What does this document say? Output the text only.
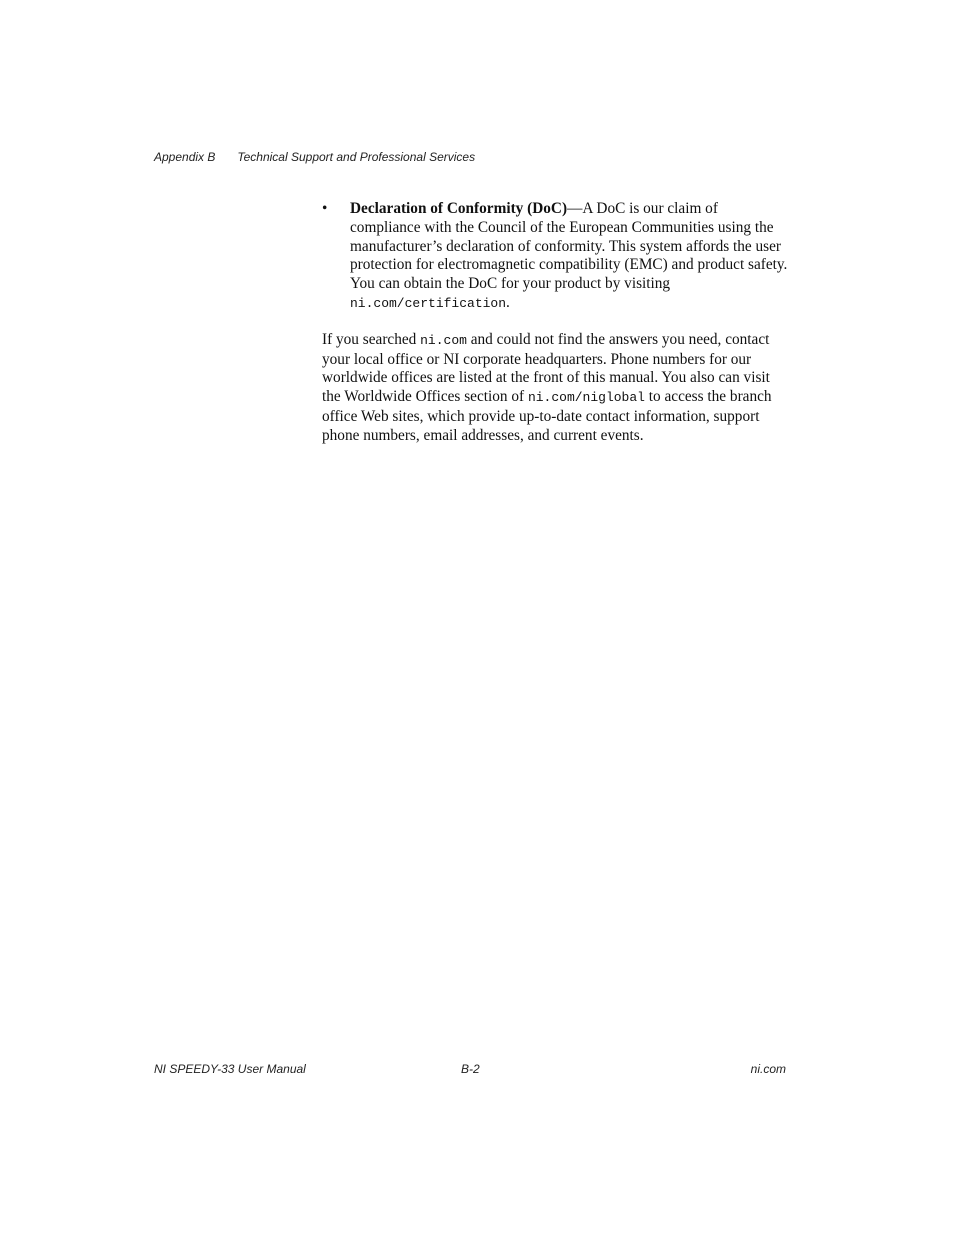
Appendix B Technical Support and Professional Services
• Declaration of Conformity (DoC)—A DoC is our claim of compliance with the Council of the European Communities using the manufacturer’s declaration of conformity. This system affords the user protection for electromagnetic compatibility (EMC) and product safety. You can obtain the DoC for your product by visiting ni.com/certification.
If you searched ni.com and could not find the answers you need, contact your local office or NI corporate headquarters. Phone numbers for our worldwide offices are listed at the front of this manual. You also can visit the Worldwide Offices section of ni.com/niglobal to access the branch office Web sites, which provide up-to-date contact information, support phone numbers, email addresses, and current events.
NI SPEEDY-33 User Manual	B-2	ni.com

**EXERCISE BRIEF**:
Set the listing down in full and exactly. Pictures within it should not appear in the copy.

**IN RESPONSE**:
What does this document say? Output the text only.
Appendix B Technical Support and Professional Services
• Declaration of Conformity (DoC)—A DoC is our claim of compliance with the Council of the European Communities using the manufacturer’s declaration of conformity. This system affords the user protection for electromagnetic compatibility (EMC) and product safety. You can obtain the DoC for your product by visiting ni.com/certification.
If you searched ni.com and could not find the answers you need, contact your local office or NI corporate headquarters. Phone numbers for our worldwide offices are listed at the front of this manual. You also can visit the Worldwide Offices section of ni.com/niglobal to access the branch office Web sites, which provide up-to-date contact information, support phone numbers, email addresses, and current events.
NI SPEEDY-33 User Manual	B-2	ni.com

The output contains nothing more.